───── Recorded data ─────

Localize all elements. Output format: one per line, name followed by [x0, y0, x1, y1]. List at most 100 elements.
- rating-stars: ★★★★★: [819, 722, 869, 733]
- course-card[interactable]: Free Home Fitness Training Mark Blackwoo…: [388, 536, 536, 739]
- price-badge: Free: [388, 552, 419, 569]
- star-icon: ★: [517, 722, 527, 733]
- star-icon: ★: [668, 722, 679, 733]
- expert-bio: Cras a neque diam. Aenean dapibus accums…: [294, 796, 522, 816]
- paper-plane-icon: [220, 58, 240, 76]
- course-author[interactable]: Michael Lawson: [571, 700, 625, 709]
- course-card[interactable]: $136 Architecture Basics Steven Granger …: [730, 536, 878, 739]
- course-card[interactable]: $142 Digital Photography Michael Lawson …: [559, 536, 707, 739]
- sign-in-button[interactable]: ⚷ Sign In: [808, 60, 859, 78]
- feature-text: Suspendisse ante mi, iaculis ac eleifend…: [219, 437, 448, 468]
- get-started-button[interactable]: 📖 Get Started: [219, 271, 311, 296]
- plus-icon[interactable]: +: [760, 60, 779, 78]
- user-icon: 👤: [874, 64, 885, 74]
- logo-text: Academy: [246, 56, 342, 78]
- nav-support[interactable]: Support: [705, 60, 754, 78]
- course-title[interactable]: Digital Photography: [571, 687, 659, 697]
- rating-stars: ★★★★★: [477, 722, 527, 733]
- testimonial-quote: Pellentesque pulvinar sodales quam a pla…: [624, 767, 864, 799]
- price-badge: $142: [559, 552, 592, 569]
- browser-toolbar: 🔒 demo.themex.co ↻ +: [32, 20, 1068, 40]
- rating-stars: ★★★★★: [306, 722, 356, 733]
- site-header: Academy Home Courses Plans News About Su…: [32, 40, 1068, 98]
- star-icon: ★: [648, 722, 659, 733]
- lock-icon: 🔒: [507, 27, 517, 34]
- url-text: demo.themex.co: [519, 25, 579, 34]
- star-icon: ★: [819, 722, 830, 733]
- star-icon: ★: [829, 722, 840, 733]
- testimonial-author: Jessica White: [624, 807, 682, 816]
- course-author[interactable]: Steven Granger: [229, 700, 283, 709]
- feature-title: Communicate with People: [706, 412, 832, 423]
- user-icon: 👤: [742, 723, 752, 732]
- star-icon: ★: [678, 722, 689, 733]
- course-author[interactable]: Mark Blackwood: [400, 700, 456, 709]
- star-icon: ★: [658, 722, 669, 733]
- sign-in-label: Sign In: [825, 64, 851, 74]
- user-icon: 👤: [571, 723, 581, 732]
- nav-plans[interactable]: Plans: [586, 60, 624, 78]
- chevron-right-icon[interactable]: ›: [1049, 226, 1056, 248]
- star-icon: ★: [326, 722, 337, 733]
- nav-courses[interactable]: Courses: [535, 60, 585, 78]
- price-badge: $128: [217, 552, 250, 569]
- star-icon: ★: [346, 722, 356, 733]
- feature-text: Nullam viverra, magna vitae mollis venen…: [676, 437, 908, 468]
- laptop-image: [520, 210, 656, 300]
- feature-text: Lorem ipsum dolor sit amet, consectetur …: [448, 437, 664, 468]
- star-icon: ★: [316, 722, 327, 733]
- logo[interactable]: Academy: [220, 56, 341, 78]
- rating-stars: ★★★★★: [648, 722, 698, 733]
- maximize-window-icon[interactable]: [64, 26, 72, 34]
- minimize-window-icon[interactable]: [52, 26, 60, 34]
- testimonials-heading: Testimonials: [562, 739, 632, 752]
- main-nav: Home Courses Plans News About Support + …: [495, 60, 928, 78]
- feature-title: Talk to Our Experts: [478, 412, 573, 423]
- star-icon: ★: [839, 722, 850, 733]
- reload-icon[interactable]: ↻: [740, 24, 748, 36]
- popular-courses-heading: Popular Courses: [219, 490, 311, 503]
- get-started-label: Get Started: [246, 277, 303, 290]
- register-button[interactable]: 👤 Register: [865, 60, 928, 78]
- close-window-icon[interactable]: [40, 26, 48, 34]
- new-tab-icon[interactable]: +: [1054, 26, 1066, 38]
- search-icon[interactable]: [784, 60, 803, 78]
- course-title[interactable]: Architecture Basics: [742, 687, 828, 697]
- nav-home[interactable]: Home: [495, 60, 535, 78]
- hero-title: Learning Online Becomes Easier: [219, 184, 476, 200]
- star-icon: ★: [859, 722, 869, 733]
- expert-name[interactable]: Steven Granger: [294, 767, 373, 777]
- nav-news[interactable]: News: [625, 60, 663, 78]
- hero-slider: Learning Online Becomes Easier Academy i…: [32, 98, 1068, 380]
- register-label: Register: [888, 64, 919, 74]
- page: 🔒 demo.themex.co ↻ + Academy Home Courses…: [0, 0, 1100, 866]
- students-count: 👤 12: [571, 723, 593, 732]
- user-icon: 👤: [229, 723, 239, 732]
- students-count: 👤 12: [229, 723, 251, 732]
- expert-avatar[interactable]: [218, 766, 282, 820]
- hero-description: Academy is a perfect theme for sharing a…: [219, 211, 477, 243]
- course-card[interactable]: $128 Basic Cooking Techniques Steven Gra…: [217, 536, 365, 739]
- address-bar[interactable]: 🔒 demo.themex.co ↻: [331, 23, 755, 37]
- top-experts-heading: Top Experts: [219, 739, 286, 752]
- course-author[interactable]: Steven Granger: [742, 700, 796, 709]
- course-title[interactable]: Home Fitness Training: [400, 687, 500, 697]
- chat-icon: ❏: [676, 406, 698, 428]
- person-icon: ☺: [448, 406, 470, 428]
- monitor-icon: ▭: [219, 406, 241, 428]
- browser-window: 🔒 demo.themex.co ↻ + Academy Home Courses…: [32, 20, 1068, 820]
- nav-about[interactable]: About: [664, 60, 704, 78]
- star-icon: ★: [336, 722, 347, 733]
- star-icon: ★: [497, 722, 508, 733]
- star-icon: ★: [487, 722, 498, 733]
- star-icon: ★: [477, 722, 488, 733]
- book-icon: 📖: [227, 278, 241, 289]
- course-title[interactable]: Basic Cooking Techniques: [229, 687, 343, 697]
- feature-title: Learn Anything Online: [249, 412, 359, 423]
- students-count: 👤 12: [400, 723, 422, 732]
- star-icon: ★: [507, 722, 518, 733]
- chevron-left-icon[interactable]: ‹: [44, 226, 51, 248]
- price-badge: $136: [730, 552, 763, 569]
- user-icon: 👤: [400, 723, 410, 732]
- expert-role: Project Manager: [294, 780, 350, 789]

─────

_Exercise brief_
Render each line of the items above as a numbered list, leaving out any blank lines.

_Output for this exercise_
1. Localize all elements. Output format: one per line, name followed by [x0, y0, x1, y1]. List at most 100 elements.
2. - rating-stars: ★★★★★: [819, 722, 869, 733]
3. - course-card[interactable]: Free Home Fitness Training Mark Blackwoo…: [388, 536, 536, 739]
4. - price-badge: Free: [388, 552, 419, 569]
5. - star-icon: ★: [517, 722, 527, 733]
6. - star-icon: ★: [668, 722, 679, 733]
7. - expert-bio: Cras a neque diam. Aenean dapibus accums…: [294, 796, 522, 816]
8. - paper-plane-icon: [220, 58, 240, 76]
9. - course-author[interactable]: Michael Lawson: [571, 700, 625, 709]
10. - course-card[interactable]: $136 Architecture Basics Steven Granger …: [730, 536, 878, 739]
11. - course-card[interactable]: $142 Digital Photography Michael Lawson …: [559, 536, 707, 739]
12. - sign-in-button[interactable]: ⚷ Sign In: [808, 60, 859, 78]
13. - feature-text: Suspendisse ante mi, iaculis ac eleifend…: [219, 437, 448, 468]
14. - get-started-button[interactable]: 📖 Get Started: [219, 271, 311, 296]
15. - plus-icon[interactable]: +: [760, 60, 779, 78]
16. - user-icon: 👤: [874, 64, 885, 74]
17. - logo-text: Academy: [246, 56, 342, 78]
18. - nav-support[interactable]: Support: [705, 60, 754, 78]
19. - course-title[interactable]: Digital Photography: [571, 687, 659, 697]
20. - rating-stars: ★★★★★: [477, 722, 527, 733]
21. - testimonial-quote: Pellentesque pulvinar sodales quam a pla…: [624, 767, 864, 799]
22. - price-badge: $142: [559, 552, 592, 569]
23. - browser-toolbar: 🔒 demo.themex.co ↻ +: [32, 20, 1068, 40]
24. - rating-stars: ★★★★★: [306, 722, 356, 733]
25. - site-header: Academy Home Courses Plans News About Su…: [32, 40, 1068, 98]
26. - star-icon: ★: [648, 722, 659, 733]
27. - lock-icon: 🔒: [507, 27, 517, 34]
28. - url-text: demo.themex.co: [519, 25, 579, 34]
29. - star-icon: ★: [819, 722, 830, 733]
30. - star-icon: ★: [829, 722, 840, 733]
31. - testimonial-author: Jessica White: [624, 807, 682, 816]
32. - course-author[interactable]: Steven Granger: [229, 700, 283, 709]
33. - feature-title: Communicate with People: [706, 412, 832, 423]
34. - user-icon: 👤: [742, 723, 752, 732]
35. - star-icon: ★: [678, 722, 689, 733]
36. - course-author[interactable]: Mark Blackwood: [400, 700, 456, 709]
37. - star-icon: ★: [658, 722, 669, 733]
38. - sign-in-label: Sign In: [825, 64, 851, 74]
39. - user-icon: 👤: [571, 723, 581, 732]
40. - nav-plans[interactable]: Plans: [586, 60, 624, 78]
41. - chevron-right-icon[interactable]: ›: [1049, 226, 1056, 248]
42. - star-icon: ★: [326, 722, 337, 733]
43. - nav-courses[interactable]: Courses: [535, 60, 585, 78]
44. - price-badge: $128: [217, 552, 250, 569]
45. - star-icon: ★: [346, 722, 356, 733]
46. - feature-text: Nullam viverra, magna vitae mollis venen…: [676, 437, 908, 468]
47. - laptop-image: [520, 210, 656, 300]
48. - feature-text: Lorem ipsum dolor sit amet, consectetur …: [448, 437, 664, 468]
49. - star-icon: ★: [316, 722, 327, 733]
50. - logo[interactable]: Academy: [220, 56, 341, 78]
51. - rating-stars: ★★★★★: [648, 722, 698, 733]
52. - maximize-window-icon[interactable]: [64, 26, 72, 34]
53. - minimize-window-icon[interactable]: [52, 26, 60, 34]
54. - testimonials-heading: Testimonials: [562, 739, 632, 752]
55. - main-nav: Home Courses Plans News About Support + …: [495, 60, 928, 78]
56. - feature-title: Talk to Our Experts: [478, 412, 573, 423]
57. - star-icon: ★: [839, 722, 850, 733]
58. - reload-icon[interactable]: ↻: [740, 24, 748, 36]
59. - popular-courses-heading: Popular Courses: [219, 490, 311, 503]
60. - get-started-label: Get Started: [246, 277, 303, 290]
61. - register-button[interactable]: 👤 Register: [865, 60, 928, 78]
62. - close-window-icon[interactable]: [40, 26, 48, 34]
63. - new-tab-icon[interactable]: +: [1054, 26, 1066, 38]
64. - search-icon[interactable]: [784, 60, 803, 78]
65. - course-title[interactable]: Architecture Basics: [742, 687, 828, 697]
66. - nav-home[interactable]: Home: [495, 60, 535, 78]
67. - hero-title: Learning Online Becomes Easier: [219, 184, 476, 200]
68. - star-icon: ★: [859, 722, 869, 733]
69. - expert-name[interactable]: Steven Granger: [294, 767, 373, 777]
70. - nav-news[interactable]: News: [625, 60, 663, 78]
71. - hero-slider: Learning Online Becomes Easier Academy i…: [32, 98, 1068, 380]
72. - register-label: Register: [888, 64, 919, 74]
73. - page: 🔒 demo.themex.co ↻ + Academy Home Courses…: [0, 0, 1100, 866]
74. - students-count: 👤 12: [571, 723, 593, 732]
75. - user-icon: 👤: [229, 723, 239, 732]
76. - students-count: 👤 12: [229, 723, 251, 732]
77. - expert-avatar[interactable]: [218, 766, 282, 820]
78. - hero-description: Academy is a perfect theme for sharing a…: [219, 211, 477, 243]
79. - course-card[interactable]: $128 Basic Cooking Techniques Steven Gra…: [217, 536, 365, 739]
80. - address-bar[interactable]: 🔒 demo.themex.co ↻: [331, 23, 755, 37]
81. - top-experts-heading: Top Experts: [219, 739, 286, 752]
82. - course-author[interactable]: Steven Granger: [742, 700, 796, 709]
83. - course-title[interactable]: Home Fitness Training: [400, 687, 500, 697]
84. - chat-icon: ❏: [676, 406, 698, 428]
85. - person-icon: ☺: [448, 406, 470, 428]
86. - monitor-icon: ▭: [219, 406, 241, 428]
87. - browser-window: 🔒 demo.themex.co ↻ + Academy Home Courses…: [32, 20, 1068, 820]
88. - nav-about[interactable]: About: [664, 60, 704, 78]
89. - star-icon: ★: [336, 722, 347, 733]
90. - star-icon: ★: [497, 722, 508, 733]
91. - star-icon: ★: [487, 722, 498, 733]
92. - star-icon: ★: [477, 722, 488, 733]
93. - book-icon: 📖: [227, 278, 241, 289]
94. - course-title[interactable]: Basic Cooking Techniques: [229, 687, 343, 697]
95. - feature-title: Learn Anything Online: [249, 412, 359, 423]
96. - students-count: 👤 12: [400, 723, 422, 732]
97. - star-icon: ★: [507, 722, 518, 733]
98. - chevron-left-icon[interactable]: ‹: [44, 226, 51, 248]
99. - price-badge: $136: [730, 552, 763, 569]
100. - user-icon: 👤: [400, 723, 410, 732]
101. - expert-role: Project Manager: [294, 780, 350, 789]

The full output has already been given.